> _Given instruction_: Return the lines where the word "программа" occurs.

---*---

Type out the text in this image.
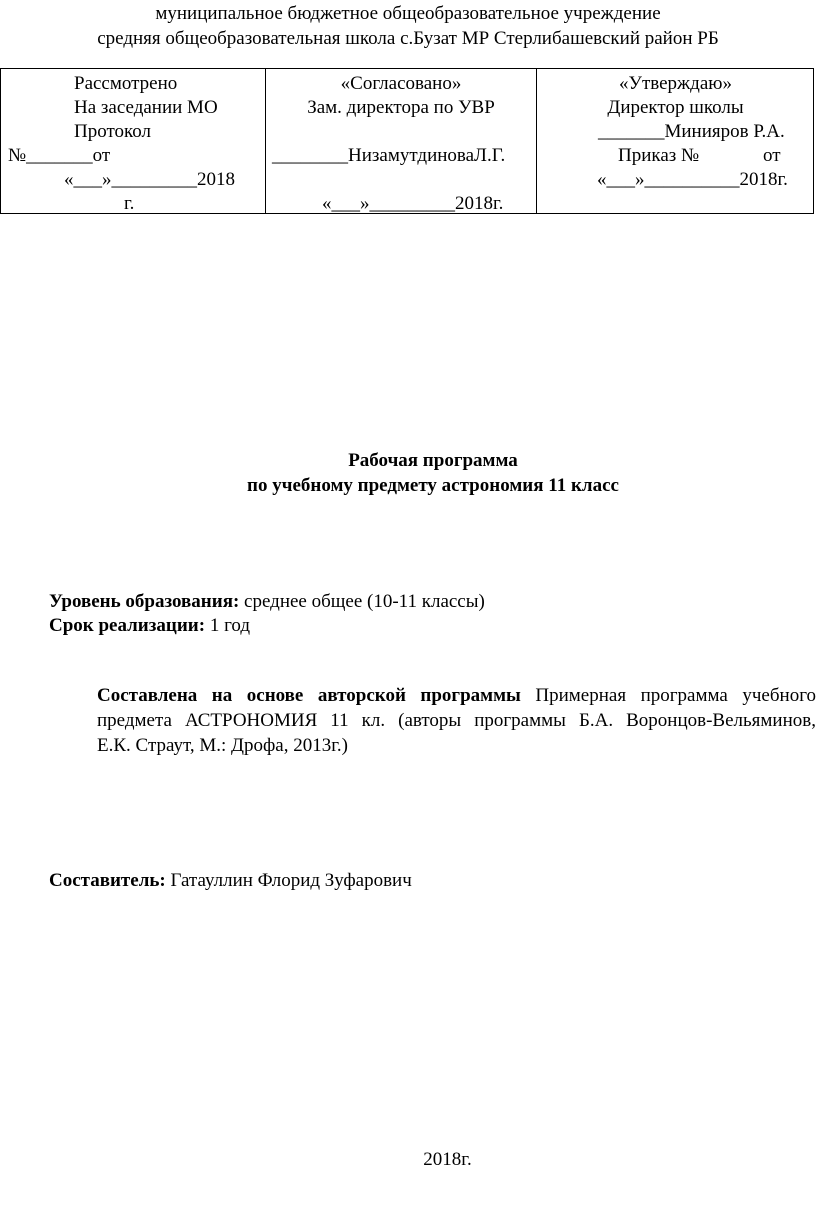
муниципальное бюджетное общеобразовательное учреждение
средняя общеобразовательная школа с.Бузат МР Стерлибашевский район РБ
Рассмотрено
На заседании МО
Протокол
№_______от
«___»_________2018
г.
«Согласовано»
Зам. директора по УВР
________НизамутдиноваЛ.Г.
«___»_________2018г.
«Утверждаю»
Директор школы
_______Минияров Р.А.
Приказ №	от
«___»__________2018г.
Рабочая программа
по учебному предмету астрономия 11 класс
Уровень образования: среднее общее (10-11 классы)
Срок реализации: 1 год
Составлена на основе авторской программы Примерная программа учебного
предмета АСТРОНОМИЯ 11 кл. (авторы программы Б.А. Воронцов-Вельяминов,
Е.К. Страут, М.: Дрофа, 2013г.)
Составитель: Гатауллин Флорид Зуфарович
2018г.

---*---

> _Exercise answer_:
Рабочая программа
Составлена на основе авторской программы Примерная программа учебного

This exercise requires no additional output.